### DESCRIPTION OF THE TASK
In the listing below, pick out lines with "triangle".

### Dataset records on visual material
## Start

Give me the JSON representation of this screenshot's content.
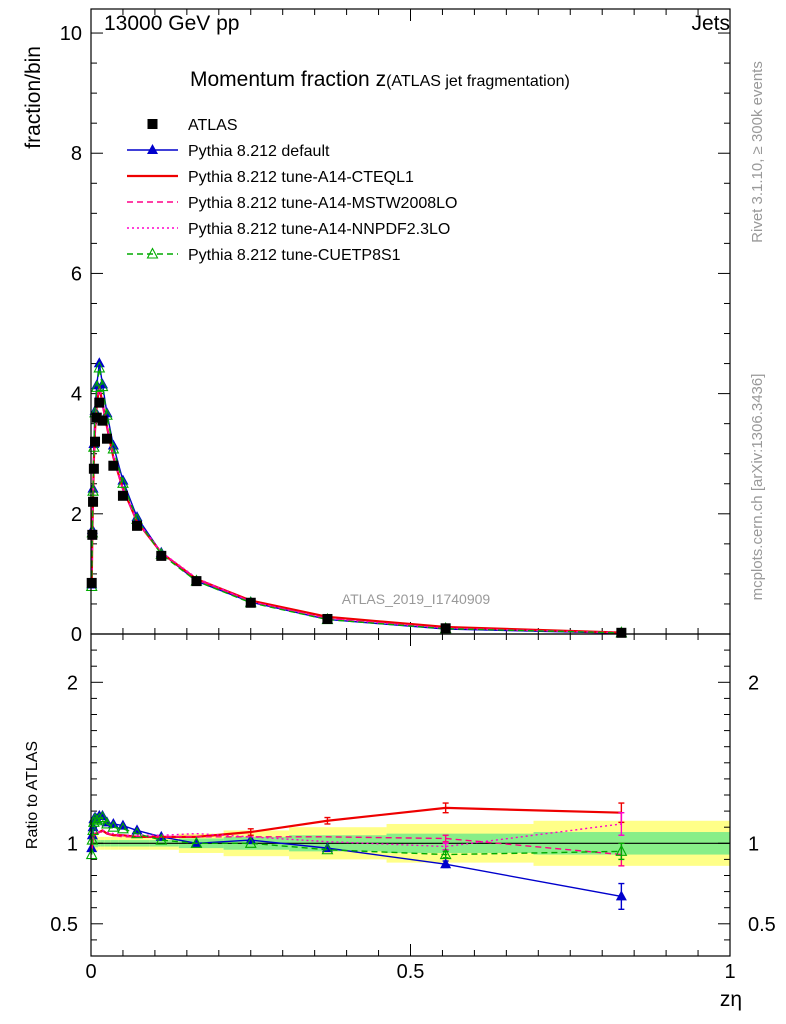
{
  "header": {
    "energy_label": "13000 GeV pp",
    "category_label": "Jets",
    "side_label_rivet": "Rivet 3.1.10, ≥ 300k events",
    "side_label_mcplots": "mcplots.cern.ch [arXiv:1306.3436]",
    "analysis_id": "ATLAS_2019_I1740909"
  },
  "chart_data": {
    "type": "line",
    "title_main": "Momentum fraction z",
    "title_sub": "(ATLAS jet fragmentation)",
    "xlabel": "zη",
    "ylabel": "fraction/bin",
    "ratio_ylabel": "Ratio to ATLAS",
    "xlim": [
      0,
      1
    ],
    "ylim": [
      0,
      10.4
    ],
    "ratio_ylim": [
      0.3,
      2.3
    ],
    "x_ticks": [
      0,
      0.5,
      1
    ],
    "x_tick_labels": [
      "0",
      "0.5",
      "1"
    ],
    "y_ticks": [
      0,
      2,
      4,
      6,
      8,
      10
    ],
    "y_tick_labels": [
      "0",
      "2",
      "4",
      "6",
      "8",
      "10"
    ],
    "ratio_y_ticks": [
      0.5,
      1,
      2
    ],
    "ratio_y_tick_labels": [
      "0.5",
      "1",
      "2"
    ],
    "x": [
      0.0011,
      0.0021,
      0.0032,
      0.0045,
      0.0063,
      0.009,
      0.013,
      0.018,
      0.025,
      0.035,
      0.05,
      0.072,
      0.11,
      0.165,
      0.25,
      0.37,
      0.555,
      0.83
    ],
    "data": {
      "name": "ATLAS",
      "values": [
        0.85,
        1.65,
        2.2,
        2.75,
        3.2,
        3.6,
        3.85,
        3.55,
        3.25,
        2.8,
        2.3,
        1.8,
        1.3,
        0.88,
        0.52,
        0.25,
        0.095,
        0.02
      ],
      "uncertainty_band_rel": [
        0.03,
        0.03,
        0.03,
        0.025,
        0.025,
        0.025,
        0.02,
        0.02,
        0.02,
        0.02,
        0.02,
        0.02,
        0.02,
        0.03,
        0.04,
        0.05,
        0.06,
        0.07
      ]
    },
    "series": [
      {
        "name": "Pythia 8.212 default",
        "color": "#0000cc",
        "style": "solid-triangle",
        "ratio": [
          0.97,
          1.05,
          1.1,
          1.15,
          1.16,
          1.15,
          1.17,
          1.17,
          1.13,
          1.12,
          1.11,
          1.08,
          1.04,
          1.0,
          1.02,
          0.97,
          0.87,
          0.67
        ],
        "ratio_err": [
          0,
          0,
          0,
          0,
          0,
          0,
          0,
          0,
          0,
          0,
          0,
          0,
          0,
          0,
          0,
          0,
          0.02,
          0.08
        ]
      },
      {
        "name": "Pythia 8.212 tune-A14-CTEQL1",
        "color": "#ee0000",
        "style": "solid",
        "ratio": [
          0.96,
          1.01,
          1.03,
          1.05,
          1.06,
          1.06,
          1.07,
          1.08,
          1.06,
          1.05,
          1.05,
          1.04,
          1.04,
          1.04,
          1.07,
          1.14,
          1.22,
          1.19
        ],
        "ratio_err": [
          0,
          0,
          0,
          0,
          0,
          0,
          0,
          0,
          0,
          0,
          0,
          0,
          0,
          0,
          0.02,
          0.02,
          0.03,
          0.06
        ]
      },
      {
        "name": "Pythia 8.212 tune-A14-MSTW2008LO",
        "color": "#ff0088",
        "style": "dashed",
        "ratio": [
          0.95,
          1.0,
          1.03,
          1.05,
          1.06,
          1.06,
          1.07,
          1.07,
          1.06,
          1.05,
          1.04,
          1.04,
          1.04,
          1.04,
          1.04,
          1.04,
          1.03,
          0.93
        ],
        "ratio_err": [
          0,
          0,
          0,
          0,
          0,
          0,
          0,
          0,
          0,
          0,
          0,
          0,
          0,
          0,
          0,
          0,
          0.02,
          0.07
        ]
      },
      {
        "name": "Pythia 8.212 tune-A14-NNPDF2.3LO",
        "color": "#ff00cc",
        "style": "dotted",
        "ratio": [
          0.96,
          1.01,
          1.03,
          1.05,
          1.06,
          1.07,
          1.07,
          1.08,
          1.07,
          1.06,
          1.05,
          1.05,
          1.05,
          1.06,
          1.04,
          1.01,
          0.98,
          1.12
        ],
        "ratio_err": [
          0,
          0,
          0,
          0,
          0,
          0,
          0,
          0,
          0,
          0,
          0,
          0,
          0,
          0,
          0,
          0,
          0.02,
          0.07
        ]
      },
      {
        "name": "Pythia 8.212 tune-CUETP8S1",
        "color": "#00aa00",
        "style": "dashed-open-triangle",
        "ratio": [
          0.93,
          1.02,
          1.08,
          1.13,
          1.15,
          1.14,
          1.15,
          1.16,
          1.12,
          1.1,
          1.09,
          1.06,
          1.02,
          1.0,
          1.0,
          0.96,
          0.93,
          0.95
        ],
        "ratio_err": [
          0,
          0,
          0,
          0,
          0,
          0,
          0,
          0,
          0,
          0,
          0,
          0,
          0,
          0,
          0,
          0,
          0.02,
          0.05
        ]
      }
    ],
    "legend_position": "top-left"
  }
}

## End

### EXERCISE SOLUTION
        "style": "solid-triangle",
        "style": "dashed-open-triangle",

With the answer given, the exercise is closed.